Tras los muros del Orto el viajero se siente huérfano. Camino despojado del paraíso, pero el sendero de la vida no es mundano ni fatigoso. Perugia es una ciudad de estructura medieval pero que ha sabido amoldar a la perfección las innovaciones renacentistas. El Palazzo dei Priori recuerda a la Signoria de Florencia, pero las medidas son más acordes con lo humano. La plaza se completa con una arcada y una fuente. Los peruginos beben vino esperando a que la tarde se asiente en las fachadas de los edificios blancos. En el interior de los palacios hay obras de los mejores artistas del Renacimiento, la lado de terracotas etruscas. Es el orden de los museos que intentan imitar la calma de las calles.

Caminando hacia San Michele Arcángel nos cruzamos con la Rocca Paolina, una fortaleza del siglo XVI que los papas construyeron para marcar la ciudad con el poder celestial. Sus cavidades parecen grutas habitadas por cíclopes. Ni aún con los excesos papales Perugia desentona. Tras una paseo de una hora, veo frente a mí San Michele Arcángel. Es un templo paleocristiano, de planta circular y una gran cúpula sustentada por tablones de madera y arcos cruzados de ladrillo. En el exterior, un prado verde regala una panorámica a toda la ciudad, que aparece entre las colinas como una pintura fresca.

Nadie conoce cómo pudo ser el paraíso terrenal del que fueron expulsados Adán y Eva. El hombre se ha pasado siglos y siglos intentando reconstruir con calles y palacios la tierra en donde la Humanidad empezó a andar, protegidos por la sombra de los árboles y los frutos de colores.

Pero en San Michele Arcángel, tras recorrer Perugia, uno tiene la sensación de que no puede estar muy lejos la fórmula del paraíso, si acaso el viajero la ha encontrado y no encuentra las palabras para describirlo.

**Información registrada:**

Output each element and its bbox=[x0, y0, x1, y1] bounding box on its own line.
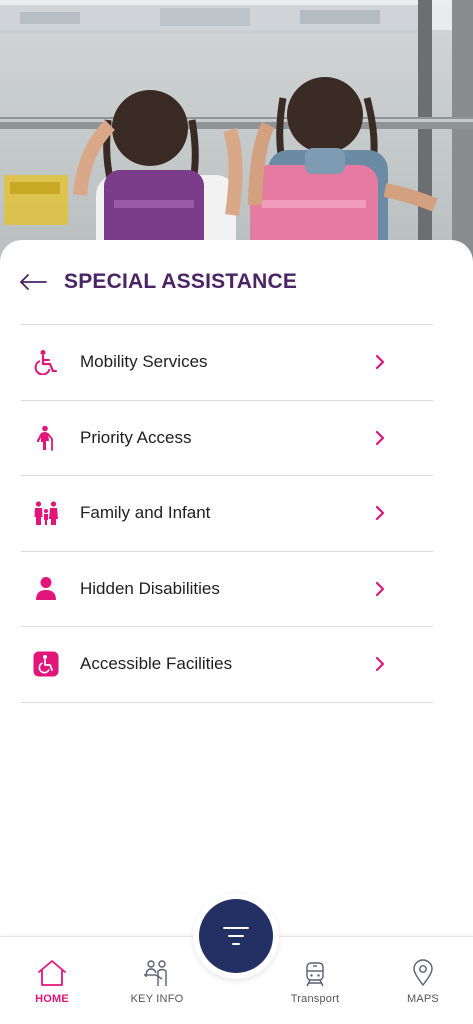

**Objetivos:**
a - Según el fragmento, ¿con qué propósito construyeron los papas la Rocca Paolina?
b - Enumera los edificios de Perugia que el fragmento menciona por su nombre.

**Resultados en orden:**
a - Los papas construyeron la Rocca Paolina, una fortaleza del siglo XVI, para marcar la ciudad con el poder celestial.

b -
- Palazzo dei Priori
- Rocca Paolina
- San Michele Arcángel